◆ EXTRACTO ORIGINAL ◆

Sin embargo, y a pesar de la anécdota, la Argentina ha ido cobijando y lo hace aún, a multitudes de desplazados de esas sociedades que –sin restricciones- en la mayoría de los casos han venido a engrosar las legiones de desposeídos vernáculos.
Uno podría aspirar al menos a un poco de gratitud. Me consta, lo sé, que aquí en el Sur, no pocos chilenos no nacionalizados (como la mayoría de los miles que vive aquí) perciben ayudas estatales. Y quienes hayan transitado las universidades nacionales habrán podido ver cómo ciudadanos de todos esos países estudian gratis sin limitaciones para, luego de graduados, marchar formados intelectualmente a ejercer en sus lugares de origen. Los extranjeros cercanos han engrosado los niveles de pobreza en la Argentina y las situaciones de carencia en esas naciones latinoamericanas serían tal vez mucho más críticas de no existir esa generosidad argentina sin fronteras.

◆ COMPRUEBA TU COMPRENSIÓN ◆
A. Reescribe el texto sobre los inmigrantes en la Argentina desde "Uno podría aspirar" hasta "argentina sin fronteras.", ambos incluidos, y cambia "chilenos" por "uruguayos".
B. Prosigue el texto sobre los inmigrantes en la Argentina a partir de su última oración.

◆ FILAS DE DATOS ◆
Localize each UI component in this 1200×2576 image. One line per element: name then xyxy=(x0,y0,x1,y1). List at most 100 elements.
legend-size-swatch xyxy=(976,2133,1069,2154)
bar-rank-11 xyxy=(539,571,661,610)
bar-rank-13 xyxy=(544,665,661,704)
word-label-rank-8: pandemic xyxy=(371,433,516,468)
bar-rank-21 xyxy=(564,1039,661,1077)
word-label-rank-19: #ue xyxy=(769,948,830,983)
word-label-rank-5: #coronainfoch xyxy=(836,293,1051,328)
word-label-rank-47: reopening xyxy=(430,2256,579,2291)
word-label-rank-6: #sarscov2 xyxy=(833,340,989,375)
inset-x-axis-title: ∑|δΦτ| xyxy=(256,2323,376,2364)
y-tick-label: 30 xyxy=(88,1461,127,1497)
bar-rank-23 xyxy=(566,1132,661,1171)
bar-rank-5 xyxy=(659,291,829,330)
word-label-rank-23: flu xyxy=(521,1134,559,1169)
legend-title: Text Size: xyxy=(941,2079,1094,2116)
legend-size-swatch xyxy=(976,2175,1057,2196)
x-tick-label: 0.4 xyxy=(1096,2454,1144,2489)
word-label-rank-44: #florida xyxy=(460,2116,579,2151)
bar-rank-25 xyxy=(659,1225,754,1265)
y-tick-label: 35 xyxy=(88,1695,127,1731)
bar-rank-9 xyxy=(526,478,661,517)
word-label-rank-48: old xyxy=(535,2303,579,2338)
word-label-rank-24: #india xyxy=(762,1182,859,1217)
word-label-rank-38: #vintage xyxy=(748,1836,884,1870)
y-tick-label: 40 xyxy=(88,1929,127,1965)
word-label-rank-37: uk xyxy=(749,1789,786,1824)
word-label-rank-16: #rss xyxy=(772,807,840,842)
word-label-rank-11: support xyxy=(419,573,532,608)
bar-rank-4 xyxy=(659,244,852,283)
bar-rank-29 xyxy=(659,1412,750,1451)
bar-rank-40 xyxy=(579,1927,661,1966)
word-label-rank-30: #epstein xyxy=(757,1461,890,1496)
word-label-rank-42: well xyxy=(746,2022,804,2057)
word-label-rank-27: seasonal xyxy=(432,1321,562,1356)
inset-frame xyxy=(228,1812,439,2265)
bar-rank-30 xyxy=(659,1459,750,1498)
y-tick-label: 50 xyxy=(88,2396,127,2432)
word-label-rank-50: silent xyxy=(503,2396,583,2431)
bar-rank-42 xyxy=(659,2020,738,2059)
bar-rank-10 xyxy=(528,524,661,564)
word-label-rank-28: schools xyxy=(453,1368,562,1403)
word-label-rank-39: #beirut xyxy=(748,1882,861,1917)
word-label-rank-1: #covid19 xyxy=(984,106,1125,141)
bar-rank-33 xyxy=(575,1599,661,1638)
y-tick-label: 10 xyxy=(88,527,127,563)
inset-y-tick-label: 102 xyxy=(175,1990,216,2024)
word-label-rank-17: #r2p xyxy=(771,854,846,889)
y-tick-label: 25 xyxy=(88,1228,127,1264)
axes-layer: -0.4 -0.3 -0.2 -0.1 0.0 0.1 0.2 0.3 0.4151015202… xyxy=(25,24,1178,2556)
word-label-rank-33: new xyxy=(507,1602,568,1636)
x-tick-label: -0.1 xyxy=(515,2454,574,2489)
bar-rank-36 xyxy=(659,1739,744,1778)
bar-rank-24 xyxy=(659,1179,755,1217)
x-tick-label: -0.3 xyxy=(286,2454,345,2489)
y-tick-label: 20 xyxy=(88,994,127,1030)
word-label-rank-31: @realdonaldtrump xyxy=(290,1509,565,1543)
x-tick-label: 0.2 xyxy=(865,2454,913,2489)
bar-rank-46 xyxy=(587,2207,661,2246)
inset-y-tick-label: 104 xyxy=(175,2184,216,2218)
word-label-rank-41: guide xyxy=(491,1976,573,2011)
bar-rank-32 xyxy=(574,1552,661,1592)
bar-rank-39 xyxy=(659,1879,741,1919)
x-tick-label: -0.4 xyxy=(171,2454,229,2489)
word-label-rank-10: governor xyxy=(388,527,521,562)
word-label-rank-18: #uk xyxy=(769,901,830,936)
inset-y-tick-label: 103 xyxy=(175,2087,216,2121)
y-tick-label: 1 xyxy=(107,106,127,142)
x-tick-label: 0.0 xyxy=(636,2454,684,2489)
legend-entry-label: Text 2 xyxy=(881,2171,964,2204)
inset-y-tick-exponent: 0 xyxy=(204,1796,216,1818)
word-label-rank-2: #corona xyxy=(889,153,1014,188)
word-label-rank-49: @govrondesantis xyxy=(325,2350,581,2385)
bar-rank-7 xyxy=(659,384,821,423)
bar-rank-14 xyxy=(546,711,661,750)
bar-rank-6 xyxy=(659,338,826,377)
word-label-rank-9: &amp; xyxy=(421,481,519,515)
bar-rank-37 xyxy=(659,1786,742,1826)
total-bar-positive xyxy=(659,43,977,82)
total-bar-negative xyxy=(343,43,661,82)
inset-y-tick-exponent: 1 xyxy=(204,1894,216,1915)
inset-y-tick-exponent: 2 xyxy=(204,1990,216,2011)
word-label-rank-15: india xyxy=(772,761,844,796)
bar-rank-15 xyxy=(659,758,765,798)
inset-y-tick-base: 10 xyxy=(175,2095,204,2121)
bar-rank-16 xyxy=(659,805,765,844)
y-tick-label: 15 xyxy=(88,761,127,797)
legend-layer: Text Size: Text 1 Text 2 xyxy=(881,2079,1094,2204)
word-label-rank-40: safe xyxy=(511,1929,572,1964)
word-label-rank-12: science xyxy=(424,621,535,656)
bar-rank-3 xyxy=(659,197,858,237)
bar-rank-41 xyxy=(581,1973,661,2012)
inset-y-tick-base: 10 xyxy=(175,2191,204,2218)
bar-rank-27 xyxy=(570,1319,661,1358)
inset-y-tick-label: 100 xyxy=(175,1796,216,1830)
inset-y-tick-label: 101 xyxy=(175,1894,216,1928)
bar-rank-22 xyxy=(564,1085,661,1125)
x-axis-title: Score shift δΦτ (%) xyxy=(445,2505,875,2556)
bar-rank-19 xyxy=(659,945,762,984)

◆ RESPUESTAS ◆
A.
Uno podría aspirar al menos a un poco de gratitud. Me consta, lo sé, que aquí en el Sur, no pocos uruguayos no nacionalizados (como la mayoría de los miles que vive aquí) perciben ayudas estatales. Y quienes hayan transitado las universidades nacionales habrán podido ver cómo ciudadanos de todos esos países estudian gratis sin limitaciones para, luego de graduados, marchar formados intelectualmente a ejercer en sus lugares de origen. Los extranjeros cercanos han engrosado los niveles de pobreza en la Argentina y las situaciones de carencia en esas naciones latinoamericanas serían tal vez mucho más críticas de no existir esa generosidad argentina sin fronteras.

B.
No se me escapa que acaso haya profundas raíces que explican –además de la soberbia anecdótica de unos pocos- el maltrato que nos dispensan. La historiografía local ha colocado a la Argentina mirando hacia Europa probablemente por más de un siglo, pero eso ya no es así desde hace mucho tiempo. En rigor, la Argentina ha venido proclamando con hechos la así llamada unidad latinoamericana, que los otros no honran.
No puedo olvidar una muestra muy contundente. El “loco” Bielsa está a punto de conducir a la selección chilena a competir en el Mundial de fútbol. Y por esa razón y los numerosos años de ausencia de la competencia grande del fútbol, los trasandinos lo han elevado prácticamente a la categoría de santidad. Y en una de esas expresiones he escuchado: “a pesar de que es argentino”.
Nadie ha leído las palabras de esta nota hasta ahora, pero me parece escuchar ya los elementales clamores por discriminación. Sin embargo me justifican las desagradables voces que provienen de más allá de las fronteras. No soy fan del Diego, pero merecen un escarmiento.

10-10-09 Día del partido Argentina-Perú por la clasificación a Sudáfrica.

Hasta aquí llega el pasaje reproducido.